What you will do. Render the items as a Markdown table with two columns, Row (a running number) and Item (the line itself), leaving out blank lines. Begin at the line that has "Give bounding boxes" and stop after the line that has "globe-icon [837, 1134, 907, 1204]".

Entries supplied.
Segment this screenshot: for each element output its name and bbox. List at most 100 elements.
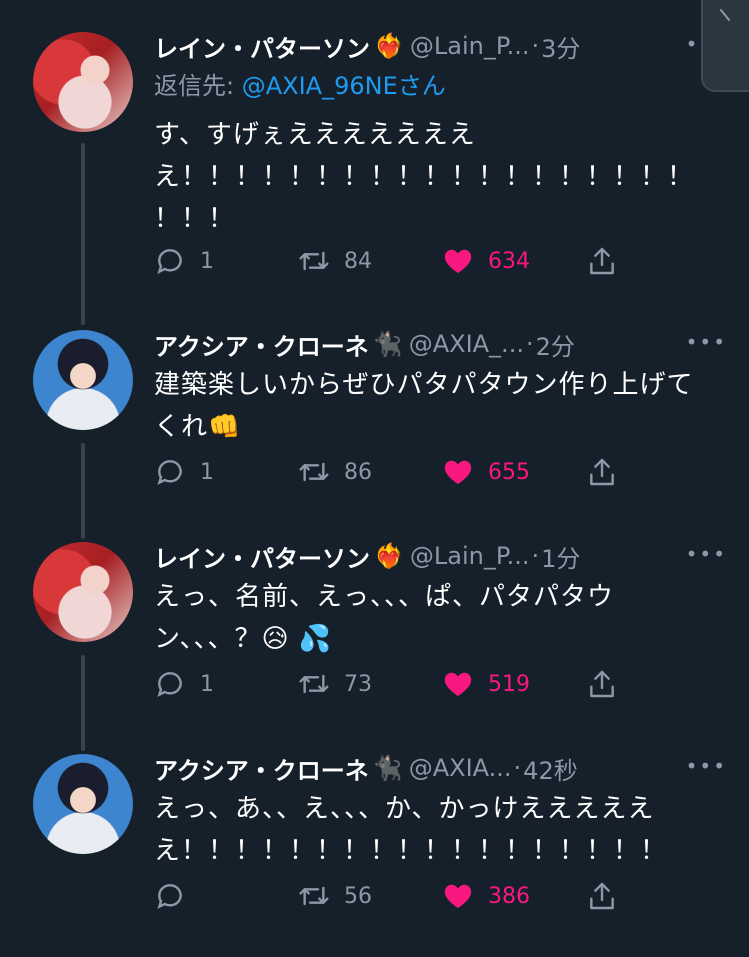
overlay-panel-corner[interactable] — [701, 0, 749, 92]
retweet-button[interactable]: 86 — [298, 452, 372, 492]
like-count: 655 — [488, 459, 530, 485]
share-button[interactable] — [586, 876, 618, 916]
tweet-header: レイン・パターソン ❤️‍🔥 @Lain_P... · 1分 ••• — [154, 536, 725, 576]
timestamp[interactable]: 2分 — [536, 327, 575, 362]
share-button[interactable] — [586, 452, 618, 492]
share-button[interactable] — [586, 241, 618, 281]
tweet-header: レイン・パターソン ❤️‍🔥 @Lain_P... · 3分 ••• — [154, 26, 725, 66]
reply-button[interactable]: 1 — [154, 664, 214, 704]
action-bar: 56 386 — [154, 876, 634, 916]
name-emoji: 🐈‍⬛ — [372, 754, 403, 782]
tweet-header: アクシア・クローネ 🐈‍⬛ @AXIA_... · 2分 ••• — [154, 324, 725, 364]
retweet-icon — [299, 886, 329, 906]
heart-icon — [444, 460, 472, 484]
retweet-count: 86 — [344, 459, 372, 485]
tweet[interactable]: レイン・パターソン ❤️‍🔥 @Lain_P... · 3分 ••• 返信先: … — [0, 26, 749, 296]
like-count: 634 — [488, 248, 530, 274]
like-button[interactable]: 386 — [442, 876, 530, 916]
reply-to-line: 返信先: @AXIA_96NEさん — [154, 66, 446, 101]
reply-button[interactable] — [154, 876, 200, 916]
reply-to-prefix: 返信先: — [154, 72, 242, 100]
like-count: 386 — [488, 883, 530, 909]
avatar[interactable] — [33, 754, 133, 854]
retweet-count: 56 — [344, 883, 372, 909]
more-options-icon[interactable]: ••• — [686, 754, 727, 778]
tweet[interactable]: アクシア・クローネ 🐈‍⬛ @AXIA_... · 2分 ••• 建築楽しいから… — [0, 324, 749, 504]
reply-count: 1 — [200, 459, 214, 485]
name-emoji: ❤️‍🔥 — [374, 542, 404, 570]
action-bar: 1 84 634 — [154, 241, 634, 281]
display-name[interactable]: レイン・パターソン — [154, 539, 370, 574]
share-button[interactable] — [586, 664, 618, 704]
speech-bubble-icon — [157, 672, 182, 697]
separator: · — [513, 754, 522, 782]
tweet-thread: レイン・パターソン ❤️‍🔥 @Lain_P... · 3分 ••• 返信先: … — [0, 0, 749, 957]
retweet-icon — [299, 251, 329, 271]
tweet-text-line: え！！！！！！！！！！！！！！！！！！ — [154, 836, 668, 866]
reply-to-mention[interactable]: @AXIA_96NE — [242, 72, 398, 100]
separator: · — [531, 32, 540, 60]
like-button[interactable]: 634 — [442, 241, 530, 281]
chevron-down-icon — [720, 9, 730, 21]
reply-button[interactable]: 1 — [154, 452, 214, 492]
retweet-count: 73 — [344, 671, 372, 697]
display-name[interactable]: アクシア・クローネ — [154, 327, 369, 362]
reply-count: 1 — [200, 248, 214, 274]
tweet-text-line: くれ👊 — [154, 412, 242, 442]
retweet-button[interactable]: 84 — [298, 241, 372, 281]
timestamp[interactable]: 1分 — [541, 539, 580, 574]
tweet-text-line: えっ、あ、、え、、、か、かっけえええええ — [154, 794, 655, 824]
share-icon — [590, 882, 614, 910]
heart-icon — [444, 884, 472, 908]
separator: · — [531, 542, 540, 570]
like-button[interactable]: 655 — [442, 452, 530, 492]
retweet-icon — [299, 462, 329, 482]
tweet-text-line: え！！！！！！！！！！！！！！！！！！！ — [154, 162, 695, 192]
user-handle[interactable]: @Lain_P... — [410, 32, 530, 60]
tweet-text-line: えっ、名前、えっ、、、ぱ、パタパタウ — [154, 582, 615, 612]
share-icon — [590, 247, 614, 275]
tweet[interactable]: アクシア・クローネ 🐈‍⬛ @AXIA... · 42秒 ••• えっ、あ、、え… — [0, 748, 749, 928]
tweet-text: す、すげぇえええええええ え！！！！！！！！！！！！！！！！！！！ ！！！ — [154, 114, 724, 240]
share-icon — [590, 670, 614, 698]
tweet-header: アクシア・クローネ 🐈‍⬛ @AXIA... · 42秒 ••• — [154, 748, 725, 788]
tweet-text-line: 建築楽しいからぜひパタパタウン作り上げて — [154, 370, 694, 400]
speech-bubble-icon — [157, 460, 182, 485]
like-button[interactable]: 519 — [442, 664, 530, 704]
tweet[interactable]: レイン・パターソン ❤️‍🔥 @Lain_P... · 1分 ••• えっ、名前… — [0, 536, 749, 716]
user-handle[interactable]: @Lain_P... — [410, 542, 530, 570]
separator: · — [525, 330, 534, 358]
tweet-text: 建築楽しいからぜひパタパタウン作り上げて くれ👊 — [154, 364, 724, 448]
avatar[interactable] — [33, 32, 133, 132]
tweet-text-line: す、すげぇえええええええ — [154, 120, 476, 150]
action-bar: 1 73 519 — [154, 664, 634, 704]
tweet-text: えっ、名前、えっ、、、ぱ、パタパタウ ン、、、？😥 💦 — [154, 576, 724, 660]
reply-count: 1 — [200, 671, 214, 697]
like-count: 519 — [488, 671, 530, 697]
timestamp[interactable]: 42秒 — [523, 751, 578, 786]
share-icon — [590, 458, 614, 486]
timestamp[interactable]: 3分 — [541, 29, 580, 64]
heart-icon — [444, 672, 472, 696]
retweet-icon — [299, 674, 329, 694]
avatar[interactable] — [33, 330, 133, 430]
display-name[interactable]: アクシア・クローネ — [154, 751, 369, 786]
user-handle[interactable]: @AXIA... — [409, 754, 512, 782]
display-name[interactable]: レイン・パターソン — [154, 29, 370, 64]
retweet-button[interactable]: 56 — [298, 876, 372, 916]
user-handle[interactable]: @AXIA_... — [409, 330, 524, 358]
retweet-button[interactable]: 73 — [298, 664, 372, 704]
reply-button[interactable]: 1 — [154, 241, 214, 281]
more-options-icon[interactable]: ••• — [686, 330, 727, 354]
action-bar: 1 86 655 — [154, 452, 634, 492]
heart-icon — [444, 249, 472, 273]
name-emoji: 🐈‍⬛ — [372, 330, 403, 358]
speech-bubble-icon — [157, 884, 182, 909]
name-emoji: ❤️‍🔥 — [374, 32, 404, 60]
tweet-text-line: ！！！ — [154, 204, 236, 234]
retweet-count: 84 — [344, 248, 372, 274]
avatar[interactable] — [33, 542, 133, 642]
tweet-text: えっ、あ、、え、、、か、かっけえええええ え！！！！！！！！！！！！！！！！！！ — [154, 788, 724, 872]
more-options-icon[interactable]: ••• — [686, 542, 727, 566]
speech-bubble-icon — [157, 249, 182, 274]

* * *

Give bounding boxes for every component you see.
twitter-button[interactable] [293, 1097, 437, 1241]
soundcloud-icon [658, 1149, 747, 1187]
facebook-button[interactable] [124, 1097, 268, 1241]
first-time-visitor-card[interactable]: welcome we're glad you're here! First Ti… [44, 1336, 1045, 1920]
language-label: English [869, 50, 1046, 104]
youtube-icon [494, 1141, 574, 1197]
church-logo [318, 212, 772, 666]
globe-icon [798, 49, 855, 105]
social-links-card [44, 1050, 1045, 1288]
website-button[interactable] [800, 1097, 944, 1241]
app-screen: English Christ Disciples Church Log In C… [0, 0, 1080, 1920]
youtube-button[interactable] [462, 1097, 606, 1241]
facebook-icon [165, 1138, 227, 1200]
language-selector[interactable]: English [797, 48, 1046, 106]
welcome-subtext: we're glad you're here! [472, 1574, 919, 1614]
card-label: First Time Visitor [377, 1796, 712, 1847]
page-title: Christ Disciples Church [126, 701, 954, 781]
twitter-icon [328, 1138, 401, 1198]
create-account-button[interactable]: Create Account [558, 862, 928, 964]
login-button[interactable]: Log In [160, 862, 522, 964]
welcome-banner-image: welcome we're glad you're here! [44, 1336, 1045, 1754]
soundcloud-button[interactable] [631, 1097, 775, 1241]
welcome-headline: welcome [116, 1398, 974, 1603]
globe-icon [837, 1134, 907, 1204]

Full solution.
| Row | Item |
|---|---|
| 1 | Give bounding boxes for every component you see. |
| 2 | twitter-button[interactable] [293, 1097, 437, 1241] |
| 3 | soundcloud-icon [658, 1149, 747, 1187] |
| 4 | facebook-button[interactable] [124, 1097, 268, 1241] |
| 5 | first-time-visitor-card[interactable]: welcome we're glad you're here! First Ti… [44, 1336, 1045, 1920] |
| 6 | language-label: English [869, 50, 1046, 104] |
| 7 | youtube-icon [494, 1141, 574, 1197] |
| 8 | church-logo [318, 212, 772, 666] |
| 9 | globe-icon [798, 49, 855, 105] |
| 10 | social-links-card [44, 1050, 1045, 1288] |
| 11 | website-button[interactable] [800, 1097, 944, 1241] |
| 12 | app-screen: English Christ Disciples Church Log In C… [0, 0, 1080, 1920] |
| 13 | youtube-button[interactable] [462, 1097, 606, 1241] |
| 14 | facebook-icon [165, 1138, 227, 1200] |
| 15 | language-selector[interactable]: English [797, 48, 1046, 106] |
| 16 | welcome-subtext: we're glad you're here! [472, 1574, 919, 1614] |
| 17 | card-label: First Time Visitor [377, 1796, 712, 1847] |
| 18 | page-title: Christ Disciples Church [126, 701, 954, 781] |
| 19 | twitter-icon [328, 1138, 401, 1198] |
| 20 | create-account-button[interactable]: Create Account [558, 862, 928, 964] |
| 21 | login-button[interactable]: Log In [160, 862, 522, 964] |
| 22 | welcome-banner-image: welcome we're glad you're here! [44, 1336, 1045, 1754] |
| 23 | soundcloud-button[interactable] [631, 1097, 775, 1241] |
| 24 | welcome-headline: welcome [116, 1398, 974, 1603] |
| 25 | globe-icon [837, 1134, 907, 1204] |